EXERCISE TASK: Search the material for the string "Index", then return every line where it is found.

DATA TO USE:
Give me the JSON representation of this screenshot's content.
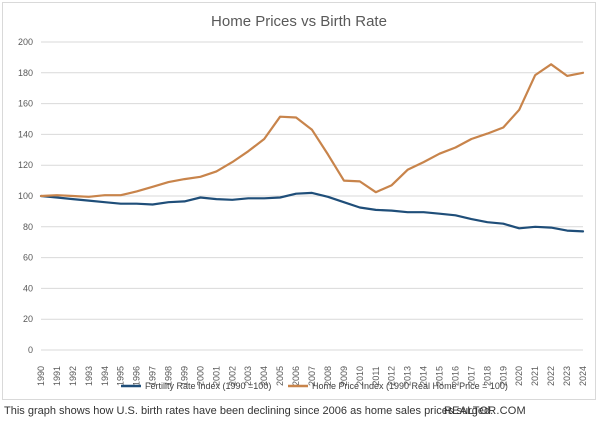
{
  "caption": {
    "text": "This graph shows how U.S. birth rates have been declining since 2006 as home sales prices surged.",
    "source": "REALTOR.COM"
  },
  "colors": {
    "fertility": "#1f4e79",
    "home_price": "#c8844b",
    "gridline": "#d9d9d9"
  },
  "chart_data": {
    "type": "line",
    "title": "Home Prices vs Birth Rate",
    "xlabel": "",
    "ylabel": "",
    "ylim": [
      0,
      200
    ],
    "yticks": [
      0,
      20,
      40,
      60,
      80,
      100,
      120,
      140,
      160,
      180,
      200
    ],
    "grid": true,
    "legend_position": "bottom",
    "x": [
      "1990",
      "1991",
      "1992",
      "1993",
      "1994",
      "1995",
      "1996",
      "1997",
      "1998",
      "1999",
      "2000",
      "2001",
      "2002",
      "2003",
      "2004",
      "2005",
      "2006",
      "2007",
      "2008",
      "2009",
      "2010",
      "2011",
      "2012",
      "2013",
      "2014",
      "2015",
      "2016",
      "2017",
      "2018",
      "2019",
      "2020",
      "2021",
      "2022",
      "2023",
      "2024"
    ],
    "series": [
      {
        "name": "Fertility Rate Index (1990 =100)",
        "values": [
          100,
          99,
          98,
          97,
          96,
          95,
          95,
          94.5,
          96,
          96.5,
          99,
          98,
          97.5,
          98.5,
          98.5,
          99,
          101.5,
          102,
          99.5,
          96,
          92.5,
          91,
          90.5,
          89.5,
          89.5,
          88.5,
          87.5,
          85,
          83,
          82,
          79,
          80,
          79.5,
          77.5,
          77
        ]
      },
      {
        "name": "Home Price Index (1990 Real Home Price = 100)",
        "values": [
          100,
          100.5,
          100,
          99.5,
          100.5,
          100.5,
          103,
          106,
          109,
          111,
          112.5,
          116,
          122,
          129,
          137,
          151.5,
          151,
          143,
          127,
          110,
          109.5,
          102.5,
          107,
          117,
          122,
          127.5,
          131.5,
          137,
          140.5,
          144.5,
          156,
          178.5,
          185.5,
          178,
          180
        ]
      }
    ]
  }
}
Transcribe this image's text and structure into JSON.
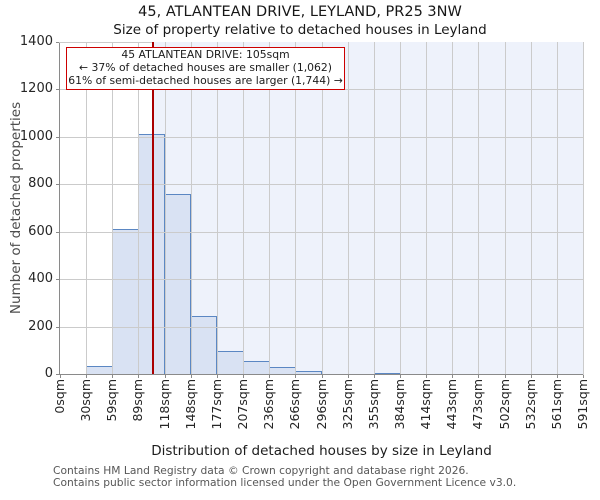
{
  "chart_data": {
    "type": "bar",
    "title": "45, ATLANTEAN DRIVE, LEYLAND, PR25 3NW",
    "subtitle": "Size of property relative to detached houses in Leyland",
    "xlabel": "Distribution of detached houses by size in Leyland",
    "ylabel": "Number of detached properties",
    "bin_edges_sqm": [
      0,
      30,
      59,
      89,
      118,
      148,
      177,
      207,
      236,
      266,
      296,
      325,
      355,
      384,
      414,
      443,
      473,
      502,
      532,
      561,
      591
    ],
    "xtick_labels": [
      "0sqm",
      "30sqm",
      "59sqm",
      "89sqm",
      "118sqm",
      "148sqm",
      "177sqm",
      "207sqm",
      "236sqm",
      "266sqm",
      "296sqm",
      "325sqm",
      "355sqm",
      "384sqm",
      "414sqm",
      "443sqm",
      "473sqm",
      "502sqm",
      "532sqm",
      "561sqm",
      "591sqm"
    ],
    "values": [
      0,
      35,
      610,
      1010,
      760,
      245,
      97,
      55,
      30,
      14,
      0,
      0,
      6,
      0,
      0,
      0,
      0,
      0,
      0,
      0
    ],
    "ylim": [
      0,
      1400
    ],
    "ytick_step": 200,
    "ytick_labels": [
      "0",
      "200",
      "400",
      "600",
      "800",
      "1000",
      "1200",
      "1400"
    ],
    "grid": true,
    "marker_value_sqm": 105,
    "annotation": {
      "line1": "45 ATLANTEAN DRIVE: 105sqm",
      "line2": "← 37% of detached houses are smaller (1,062)",
      "line3": "61% of semi-detached houses are larger (1,744) →"
    }
  },
  "footer": {
    "line1": "Contains HM Land Registry data © Crown copyright and database right 2026.",
    "line2": "Contains public sector information licensed under the Open Government Licence v3.0."
  },
  "colors": {
    "bar_fill": "#d9e2f3",
    "bar_border": "#5b87c3",
    "marker_line": "#aa0000",
    "annotation_border": "#cd0000",
    "shade_region": "#eef2fb",
    "gridline": "#cbcbcb",
    "spine": "#8a8a8a",
    "text": "#171717",
    "muted_text": "#575757"
  }
}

RESULT OF THE TASK:
        "name": "Fertility Rate Index (1990 =100)",
        "name": "Home Price Index (1990 Real Home Price = 100)",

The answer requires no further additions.